#### [THE PROBLEM]
Sift the material for lines containing "screenshot", and return them.

#### [INFORMATION PROVIDED]
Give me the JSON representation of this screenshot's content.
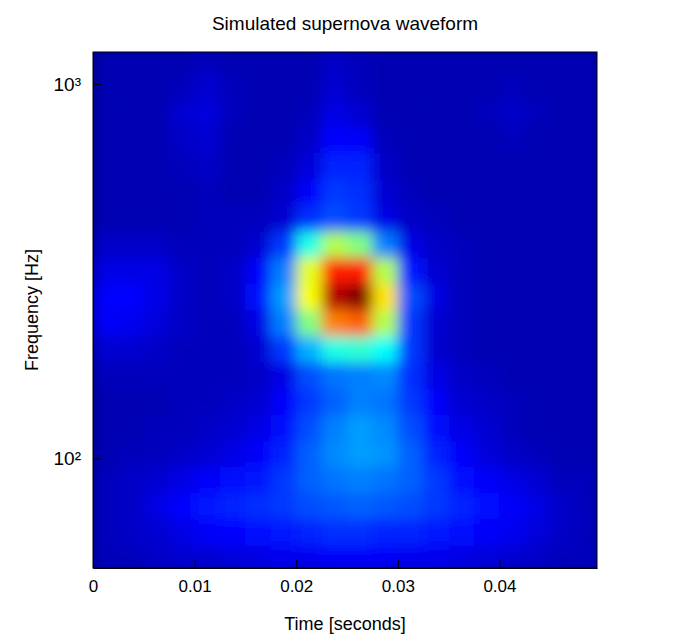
{
  "chart_data": {
    "type": "heatmap",
    "title": "Simulated supernova waveform",
    "x_label": "Time [seconds]",
    "y_label": "Frequency [Hz]",
    "log": "y",
    "color": "jet",
    "xlim": [
      0,
      0.0496
    ],
    "ylim": [
      51,
      1218
    ],
    "xticks": [
      0,
      0.01,
      0.02,
      0.03,
      0.04
    ],
    "yticks": [
      {
        "value": 100,
        "label": "10²"
      },
      {
        "value": 1000,
        "label": "10³"
      }
    ],
    "zlim": [
      0,
      1
    ],
    "x_edges": [
      0,
      0.0025,
      0.005,
      0.0075,
      0.01,
      0.0125,
      0.015,
      0.0175,
      0.02,
      0.0225,
      0.025,
      0.0275,
      0.03,
      0.0325,
      0.035,
      0.0375,
      0.04,
      0.0425,
      0.045,
      0.0475,
      0.05
    ],
    "y_edges": [
      50,
      58.7,
      69.0,
      81.0,
      95.2,
      111.8,
      131.3,
      154.2,
      181.1,
      212.8,
      250,
      293.6,
      344.9,
      405.1,
      475.8,
      558.9,
      656.5,
      771.1,
      905.8,
      1064,
      1250
    ],
    "values": [
      [
        0.06,
        0.06,
        0.07,
        0.08,
        0.08,
        0.09,
        0.1,
        0.11,
        0.11,
        0.12,
        0.12,
        0.12,
        0.11,
        0.11,
        0.1,
        0.09,
        0.08,
        0.07,
        0.06,
        0.06
      ],
      [
        0.06,
        0.07,
        0.08,
        0.1,
        0.12,
        0.13,
        0.14,
        0.15,
        0.16,
        0.17,
        0.17,
        0.16,
        0.16,
        0.15,
        0.14,
        0.12,
        0.11,
        0.09,
        0.07,
        0.06
      ],
      [
        0.06,
        0.07,
        0.1,
        0.13,
        0.15,
        0.16,
        0.17,
        0.18,
        0.2,
        0.21,
        0.22,
        0.21,
        0.2,
        0.18,
        0.16,
        0.14,
        0.12,
        0.1,
        0.07,
        0.06
      ],
      [
        0.06,
        0.07,
        0.08,
        0.1,
        0.12,
        0.14,
        0.15,
        0.18,
        0.22,
        0.24,
        0.25,
        0.24,
        0.22,
        0.18,
        0.14,
        0.12,
        0.1,
        0.08,
        0.06,
        0.06
      ],
      [
        0.05,
        0.06,
        0.06,
        0.07,
        0.08,
        0.1,
        0.12,
        0.16,
        0.22,
        0.26,
        0.28,
        0.27,
        0.22,
        0.16,
        0.12,
        0.09,
        0.07,
        0.06,
        0.05,
        0.05
      ],
      [
        0.05,
        0.05,
        0.06,
        0.06,
        0.07,
        0.08,
        0.1,
        0.14,
        0.2,
        0.25,
        0.28,
        0.26,
        0.2,
        0.14,
        0.1,
        0.08,
        0.06,
        0.05,
        0.05,
        0.05
      ],
      [
        0.05,
        0.05,
        0.05,
        0.06,
        0.06,
        0.07,
        0.08,
        0.12,
        0.18,
        0.22,
        0.25,
        0.24,
        0.18,
        0.12,
        0.08,
        0.07,
        0.06,
        0.05,
        0.05,
        0.05
      ],
      [
        0.06,
        0.06,
        0.06,
        0.06,
        0.06,
        0.06,
        0.07,
        0.1,
        0.2,
        0.24,
        0.25,
        0.26,
        0.17,
        0.1,
        0.07,
        0.06,
        0.05,
        0.05,
        0.05,
        0.05
      ],
      [
        0.08,
        0.08,
        0.07,
        0.06,
        0.06,
        0.06,
        0.08,
        0.18,
        0.3,
        0.4,
        0.42,
        0.38,
        0.18,
        0.08,
        0.06,
        0.05,
        0.05,
        0.05,
        0.05,
        0.05
      ],
      [
        0.12,
        0.11,
        0.09,
        0.07,
        0.06,
        0.06,
        0.1,
        0.25,
        0.5,
        0.75,
        0.78,
        0.55,
        0.18,
        0.08,
        0.06,
        0.05,
        0.05,
        0.05,
        0.05,
        0.05
      ],
      [
        0.13,
        0.13,
        0.1,
        0.07,
        0.06,
        0.07,
        0.14,
        0.28,
        0.62,
        0.95,
        1.0,
        0.65,
        0.2,
        0.1,
        0.06,
        0.05,
        0.05,
        0.05,
        0.05,
        0.05
      ],
      [
        0.1,
        0.1,
        0.1,
        0.07,
        0.06,
        0.07,
        0.12,
        0.25,
        0.6,
        0.85,
        0.85,
        0.55,
        0.15,
        0.08,
        0.06,
        0.05,
        0.05,
        0.05,
        0.05,
        0.05
      ],
      [
        0.07,
        0.07,
        0.07,
        0.06,
        0.06,
        0.06,
        0.08,
        0.18,
        0.4,
        0.55,
        0.5,
        0.25,
        0.1,
        0.07,
        0.06,
        0.05,
        0.05,
        0.05,
        0.05,
        0.05
      ],
      [
        0.05,
        0.05,
        0.05,
        0.05,
        0.06,
        0.06,
        0.06,
        0.08,
        0.17,
        0.2,
        0.18,
        0.1,
        0.07,
        0.06,
        0.05,
        0.05,
        0.05,
        0.05,
        0.05,
        0.05
      ],
      [
        0.05,
        0.05,
        0.05,
        0.05,
        0.06,
        0.05,
        0.05,
        0.07,
        0.12,
        0.18,
        0.17,
        0.08,
        0.06,
        0.05,
        0.05,
        0.05,
        0.05,
        0.05,
        0.05,
        0.05
      ],
      [
        0.05,
        0.05,
        0.05,
        0.06,
        0.07,
        0.05,
        0.05,
        0.06,
        0.09,
        0.16,
        0.16,
        0.07,
        0.05,
        0.05,
        0.05,
        0.05,
        0.05,
        0.05,
        0.05,
        0.05
      ],
      [
        0.05,
        0.05,
        0.05,
        0.07,
        0.08,
        0.05,
        0.05,
        0.05,
        0.07,
        0.13,
        0.12,
        0.06,
        0.05,
        0.05,
        0.05,
        0.05,
        0.06,
        0.05,
        0.05,
        0.05
      ],
      [
        0.05,
        0.05,
        0.05,
        0.08,
        0.09,
        0.06,
        0.05,
        0.05,
        0.06,
        0.1,
        0.08,
        0.05,
        0.05,
        0.05,
        0.05,
        0.06,
        0.07,
        0.06,
        0.05,
        0.05
      ],
      [
        0.05,
        0.05,
        0.05,
        0.06,
        0.08,
        0.06,
        0.05,
        0.05,
        0.05,
        0.08,
        0.06,
        0.05,
        0.05,
        0.05,
        0.05,
        0.05,
        0.06,
        0.05,
        0.05,
        0.05
      ],
      [
        0.05,
        0.05,
        0.05,
        0.05,
        0.06,
        0.05,
        0.05,
        0.05,
        0.05,
        0.07,
        0.06,
        0.05,
        0.05,
        0.05,
        0.05,
        0.05,
        0.05,
        0.05,
        0.05,
        0.05
      ]
    ]
  }
}
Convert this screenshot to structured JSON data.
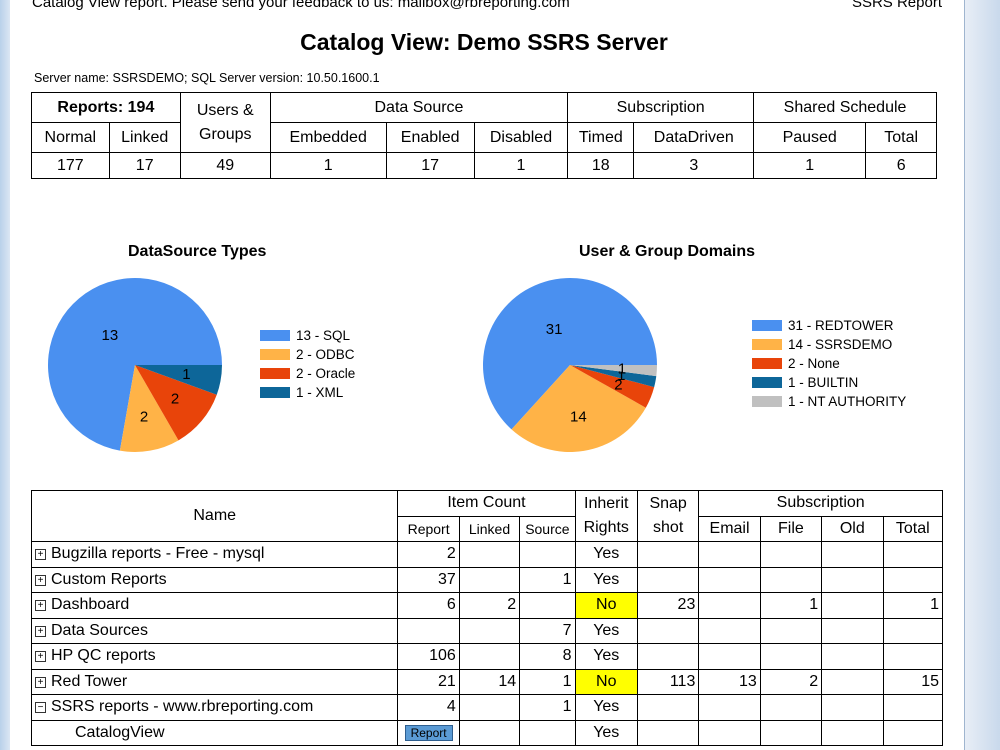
{
  "header": {
    "topline_left": "Catalog View report. Please send your feedback to us: mailbox@rbreporting.com",
    "topline_right": "SSRS Report",
    "title": "Catalog View: Demo SSRS Server",
    "server_info": "Server name: SSRSDEMO; SQL Server version: 10.50.1600.1"
  },
  "summary": {
    "reports_label": "Reports: 194",
    "users_groups_label": "Users & Groups",
    "data_source_label": "Data Source",
    "subscription_label": "Subscription",
    "shared_schedule_label": "Shared Schedule",
    "cols": [
      "Normal",
      "Linked",
      "Embedded",
      "Enabled",
      "Disabled",
      "Timed",
      "DataDriven",
      "Paused",
      "Total"
    ],
    "values": [
      "177",
      "17",
      "49",
      "1",
      "17",
      "1",
      "18",
      "3",
      "1",
      "6"
    ]
  },
  "chart_data": [
    {
      "type": "pie",
      "title": "DataSource Types",
      "labels": [
        "SQL",
        "ODBC",
        "Oracle",
        "XML"
      ],
      "values": [
        13,
        2,
        2,
        1
      ],
      "legend": [
        "13 - SQL",
        "2 - ODBC",
        "2 - Oracle",
        "1 - XML"
      ],
      "colors": [
        "#4a90f0",
        "#ffb347",
        "#e8440a",
        "#0d6699"
      ],
      "legend_position": "right"
    },
    {
      "type": "pie",
      "title": "User & Group Domains",
      "labels": [
        "REDTOWER",
        "SSRSDEMO",
        "None",
        "BUILTIN",
        "NT AUTHORITY"
      ],
      "values": [
        31,
        14,
        2,
        1,
        1
      ],
      "legend": [
        "31 - REDTOWER",
        "14 - SSRSDEMO",
        "2 - None",
        "1 - BUILTIN",
        "1 - NT AUTHORITY"
      ],
      "colors": [
        "#4a90f0",
        "#ffb347",
        "#e8440a",
        "#0d6699",
        "#c0c0c0"
      ],
      "legend_position": "right"
    }
  ],
  "catalog": {
    "headers": {
      "name": "Name",
      "item_count": "Item Count",
      "inherit_rights": "Inherit Rights",
      "snapshot": "Snap shot",
      "subscription": "Subscription",
      "report": "Report",
      "linked": "Linked",
      "source": "Source",
      "email": "Email",
      "file": "File",
      "old": "Old",
      "total": "Total"
    },
    "rows": [
      {
        "expander": "+",
        "name": "Bugzilla reports - Free - mysql",
        "report": "2",
        "linked": "",
        "source": "",
        "inherit": "Yes",
        "snapshot": "",
        "email": "",
        "file": "",
        "old": "",
        "total": ""
      },
      {
        "expander": "+",
        "name": "Custom Reports",
        "report": "37",
        "linked": "",
        "source": "1",
        "inherit": "Yes",
        "snapshot": "",
        "email": "",
        "file": "",
        "old": "",
        "total": ""
      },
      {
        "expander": "+",
        "name": "Dashboard",
        "report": "6",
        "linked": "2",
        "source": "",
        "inherit": "No",
        "snapshot": "23",
        "email": "",
        "file": "1",
        "old": "",
        "total": "1"
      },
      {
        "expander": "+",
        "name": "Data Sources",
        "report": "",
        "linked": "",
        "source": "7",
        "inherit": "Yes",
        "snapshot": "",
        "email": "",
        "file": "",
        "old": "",
        "total": ""
      },
      {
        "expander": "+",
        "name": "HP QC reports",
        "report": "106",
        "linked": "",
        "source": "8",
        "inherit": "Yes",
        "snapshot": "",
        "email": "",
        "file": "",
        "old": "",
        "total": ""
      },
      {
        "expander": "+",
        "name": "Red Tower",
        "report": "21",
        "linked": "14",
        "source": "1",
        "inherit": "No",
        "snapshot": "113",
        "email": "13",
        "file": "2",
        "old": "",
        "total": "15"
      },
      {
        "expander": "−",
        "name": "SSRS reports - www.rbreporting.com",
        "report": "4",
        "linked": "",
        "source": "1",
        "inherit": "Yes",
        "snapshot": "",
        "email": "",
        "file": "",
        "old": "",
        "total": ""
      },
      {
        "expander": "",
        "name": "CatalogView",
        "report": "Report",
        "linked": "",
        "source": "",
        "inherit": "Yes",
        "snapshot": "",
        "email": "",
        "file": "",
        "old": "",
        "total": ""
      }
    ]
  }
}
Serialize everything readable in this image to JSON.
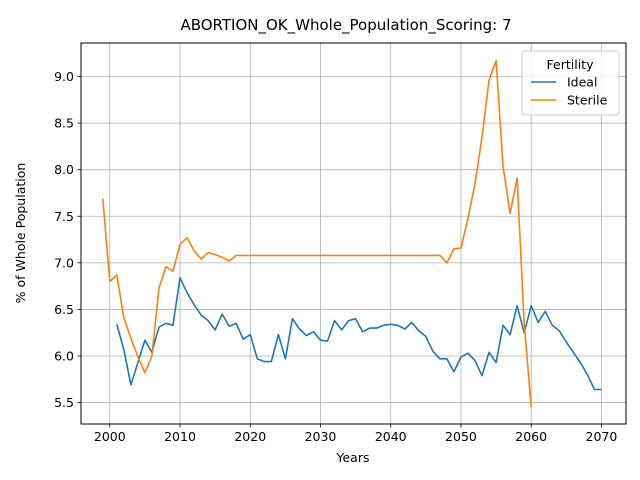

#### [ANSWER IN FULL]
Give me the JSON representation of this screenshot's content.
Convert this screenshot to structured JSON data.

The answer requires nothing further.